Your objective
Arrange every line of the entries below as a Markdown table with the columns "Row" and "Line", numbering the rows in order and leaving out any blank lines.

Dataset extract
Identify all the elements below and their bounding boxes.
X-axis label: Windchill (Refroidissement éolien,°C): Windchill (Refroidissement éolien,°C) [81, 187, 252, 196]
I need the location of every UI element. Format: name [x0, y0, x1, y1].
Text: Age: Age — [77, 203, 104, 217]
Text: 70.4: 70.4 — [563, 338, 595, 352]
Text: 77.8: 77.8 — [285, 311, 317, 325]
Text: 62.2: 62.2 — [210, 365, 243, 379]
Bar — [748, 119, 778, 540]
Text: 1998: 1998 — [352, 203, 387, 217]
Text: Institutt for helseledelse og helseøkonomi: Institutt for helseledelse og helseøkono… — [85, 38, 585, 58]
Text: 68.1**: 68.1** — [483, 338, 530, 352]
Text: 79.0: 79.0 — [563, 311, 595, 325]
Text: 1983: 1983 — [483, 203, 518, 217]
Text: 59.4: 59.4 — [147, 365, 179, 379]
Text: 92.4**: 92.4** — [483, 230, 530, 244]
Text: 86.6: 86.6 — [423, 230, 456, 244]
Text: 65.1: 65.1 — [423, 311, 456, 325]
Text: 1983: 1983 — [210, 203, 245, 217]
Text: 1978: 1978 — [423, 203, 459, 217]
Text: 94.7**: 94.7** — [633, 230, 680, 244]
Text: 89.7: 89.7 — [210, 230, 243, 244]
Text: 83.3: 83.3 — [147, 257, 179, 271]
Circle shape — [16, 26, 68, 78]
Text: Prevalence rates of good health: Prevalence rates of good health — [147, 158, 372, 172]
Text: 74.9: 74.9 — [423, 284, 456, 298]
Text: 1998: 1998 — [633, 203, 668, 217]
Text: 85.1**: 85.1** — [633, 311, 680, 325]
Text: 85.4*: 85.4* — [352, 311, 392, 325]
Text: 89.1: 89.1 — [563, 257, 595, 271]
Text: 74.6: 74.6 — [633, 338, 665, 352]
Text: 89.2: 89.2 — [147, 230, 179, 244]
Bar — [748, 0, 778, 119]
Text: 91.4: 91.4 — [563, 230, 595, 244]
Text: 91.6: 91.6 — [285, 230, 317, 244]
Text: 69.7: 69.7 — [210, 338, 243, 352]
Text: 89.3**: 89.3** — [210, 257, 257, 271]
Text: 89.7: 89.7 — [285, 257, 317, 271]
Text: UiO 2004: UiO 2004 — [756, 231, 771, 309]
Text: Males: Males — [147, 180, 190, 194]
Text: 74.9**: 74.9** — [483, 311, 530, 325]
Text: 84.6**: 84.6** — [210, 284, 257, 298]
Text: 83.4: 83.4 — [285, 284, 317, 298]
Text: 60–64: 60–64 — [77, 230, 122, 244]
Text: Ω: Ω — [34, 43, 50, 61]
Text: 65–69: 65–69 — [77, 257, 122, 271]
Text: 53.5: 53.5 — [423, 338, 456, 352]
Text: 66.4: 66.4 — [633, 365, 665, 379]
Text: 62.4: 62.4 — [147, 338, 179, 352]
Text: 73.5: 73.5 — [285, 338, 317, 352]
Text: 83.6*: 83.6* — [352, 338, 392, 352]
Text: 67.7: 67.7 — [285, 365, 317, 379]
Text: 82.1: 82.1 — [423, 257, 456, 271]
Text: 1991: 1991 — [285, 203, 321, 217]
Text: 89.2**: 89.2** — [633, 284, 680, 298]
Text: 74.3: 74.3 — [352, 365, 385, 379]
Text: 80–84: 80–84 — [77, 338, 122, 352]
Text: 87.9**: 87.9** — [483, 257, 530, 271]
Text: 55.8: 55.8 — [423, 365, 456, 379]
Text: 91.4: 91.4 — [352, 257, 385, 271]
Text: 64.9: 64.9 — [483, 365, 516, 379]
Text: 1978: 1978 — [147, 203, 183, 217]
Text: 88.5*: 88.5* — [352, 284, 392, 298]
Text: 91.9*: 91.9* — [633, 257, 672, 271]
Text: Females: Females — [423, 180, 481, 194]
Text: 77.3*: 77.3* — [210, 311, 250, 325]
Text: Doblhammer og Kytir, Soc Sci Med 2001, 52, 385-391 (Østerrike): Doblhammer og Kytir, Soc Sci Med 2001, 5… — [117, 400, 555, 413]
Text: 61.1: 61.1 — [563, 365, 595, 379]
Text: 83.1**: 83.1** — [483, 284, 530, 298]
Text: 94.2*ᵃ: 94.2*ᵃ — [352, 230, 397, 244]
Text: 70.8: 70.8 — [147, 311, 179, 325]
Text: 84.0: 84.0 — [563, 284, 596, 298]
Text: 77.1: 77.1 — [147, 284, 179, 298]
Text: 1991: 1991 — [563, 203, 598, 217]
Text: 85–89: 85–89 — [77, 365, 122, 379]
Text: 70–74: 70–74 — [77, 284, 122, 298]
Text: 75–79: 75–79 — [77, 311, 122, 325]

Expected answer
| Row | Line |
|---|---|
| 1 | Identify all the elements below and their bounding boxes. |
| 2 | X-axis label: Windchill (Refroidissement éolien,°C): Windchill (Refroidissement éolien,°C) [81, 187, 252, 196] |
| 3 | I need the location of every UI element. Format: name [x0, y0, x1, y1]. |
| 4 | Text: Age: Age — [77, 203, 104, 217] |
| 5 | Text: 70.4: 70.4 — [563, 338, 595, 352] |
| 6 | Text: 77.8: 77.8 — [285, 311, 317, 325] |
| 7 | Text: 62.2: 62.2 — [210, 365, 243, 379] |
| 8 | Bar — [748, 119, 778, 540] |
| 9 | Text: 1998: 1998 — [352, 203, 387, 217] |
| 10 | Text: Institutt for helseledelse og helseøkonomi: Institutt for helseledelse og helseøkono… — [85, 38, 585, 58] |
| 11 | Text: 68.1**: 68.1** — [483, 338, 530, 352] |
| 12 | Text: 79.0: 79.0 — [563, 311, 595, 325] |
| 13 | Text: 1983: 1983 — [483, 203, 518, 217] |
| 14 | Text: 59.4: 59.4 — [147, 365, 179, 379] |
| 15 | Text: 92.4**: 92.4** — [483, 230, 530, 244] |
| 16 | Text: 86.6: 86.6 — [423, 230, 456, 244] |
| 17 | Text: 65.1: 65.1 — [423, 311, 456, 325] |
| 18 | Text: 1983: 1983 — [210, 203, 245, 217] |
| 19 | Text: 1978: 1978 — [423, 203, 459, 217] |
| 20 | Text: 94.7**: 94.7** — [633, 230, 680, 244] |
| 21 | Text: 89.7: 89.7 — [210, 230, 243, 244] |
| 22 | Text: 83.3: 83.3 — [147, 257, 179, 271] |
| 23 | Circle shape — [16, 26, 68, 78] |
| 24 | Text: Prevalence rates of good health: Prevalence rates of good health — [147, 158, 372, 172] |
| 25 | Text: 74.9: 74.9 — [423, 284, 456, 298] |
| 26 | Text: 1998: 1998 — [633, 203, 668, 217] |
| 27 | Text: 85.1**: 85.1** — [633, 311, 680, 325] |
| 28 | Text: 85.4*: 85.4* — [352, 311, 392, 325] |
| 29 | Text: 89.1: 89.1 — [563, 257, 595, 271] |
| 30 | Text: 74.6: 74.6 — [633, 338, 665, 352] |
| 31 | Text: 89.2: 89.2 — [147, 230, 179, 244] |
| 32 | Bar — [748, 0, 778, 119] |
| 33 | Text: 91.4: 91.4 — [563, 230, 595, 244] |
| 34 | Text: 91.6: 91.6 — [285, 230, 317, 244] |
| 35 | Text: 69.7: 69.7 — [210, 338, 243, 352] |
| 36 | Text: 89.3**: 89.3** — [210, 257, 257, 271] |
| 37 | Text: 89.7: 89.7 — [285, 257, 317, 271] |
| 38 | Text: UiO 2004: UiO 2004 — [756, 231, 771, 309] |
| 39 | Text: Males: Males — [147, 180, 190, 194] |
| 40 | Text: 74.9**: 74.9** — [483, 311, 530, 325] |
| 41 | Text: 84.6**: 84.6** — [210, 284, 257, 298] |
| 42 | Text: 83.4: 83.4 — [285, 284, 317, 298] |
| 43 | Text: 60–64: 60–64 — [77, 230, 122, 244] |
| 44 | Text: Ω: Ω — [34, 43, 50, 61] |
| 45 | Text: 65–69: 65–69 — [77, 257, 122, 271] |
| 46 | Text: 53.5: 53.5 — [423, 338, 456, 352] |
| 47 | Text: 66.4: 66.4 — [633, 365, 665, 379] |
| 48 | Text: 62.4: 62.4 — [147, 338, 179, 352] |
| 49 | Text: 73.5: 73.5 — [285, 338, 317, 352] |
| 50 | Text: 83.6*: 83.6* — [352, 338, 392, 352] |
| 51 | Text: 67.7: 67.7 — [285, 365, 317, 379] |
| 52 | Text: 82.1: 82.1 — [423, 257, 456, 271] |
| 53 | Text: 1991: 1991 — [285, 203, 321, 217] |
| 54 | Text: 89.2**: 89.2** — [633, 284, 680, 298] |
| 55 | Text: 74.3: 74.3 — [352, 365, 385, 379] |
| 56 | Text: 80–84: 80–84 — [77, 338, 122, 352] |
| 57 | Text: 87.9**: 87.9** — [483, 257, 530, 271] |
| 58 | Text: 55.8: 55.8 — [423, 365, 456, 379] |
| 59 | Text: 91.4: 91.4 — [352, 257, 385, 271] |
| 60 | Text: 64.9: 64.9 — [483, 365, 516, 379] |
| 61 | Text: 1978: 1978 — [147, 203, 183, 217] |
| 62 | Text: 88.5*: 88.5* — [352, 284, 392, 298] |
| 63 | Text: 91.9*: 91.9* — [633, 257, 672, 271] |
| 64 | Text: Females: Females — [423, 180, 481, 194] |
| 65 | Text: 77.3*: 77.3* — [210, 311, 250, 325] |
| 66 | Text: Doblhammer og Kytir, Soc Sci Med 2001, 52, 385-391 (Østerrike): Doblhammer og Kytir, Soc Sci Med 2001, 5… — [117, 400, 555, 413] |
| 67 | Text: 61.1: 61.1 — [563, 365, 595, 379] |
| 68 | Text: 83.1**: 83.1** — [483, 284, 530, 298] |
| 69 | Text: 94.2*ᵃ: 94.2*ᵃ — [352, 230, 397, 244] |
| 70 | Text: 70.8: 70.8 — [147, 311, 179, 325] |
| 71 | Text: 84.0: 84.0 — [563, 284, 596, 298] |
| 72 | Text: 77.1: 77.1 — [147, 284, 179, 298] |
| 73 | Text: 1991: 1991 — [563, 203, 598, 217] |
| 74 | Text: 85–89: 85–89 — [77, 365, 122, 379] |
| 75 | Text: 70–74: 70–74 — [77, 284, 122, 298] |
| 76 | Text: 75–79: 75–79 — [77, 311, 122, 325] |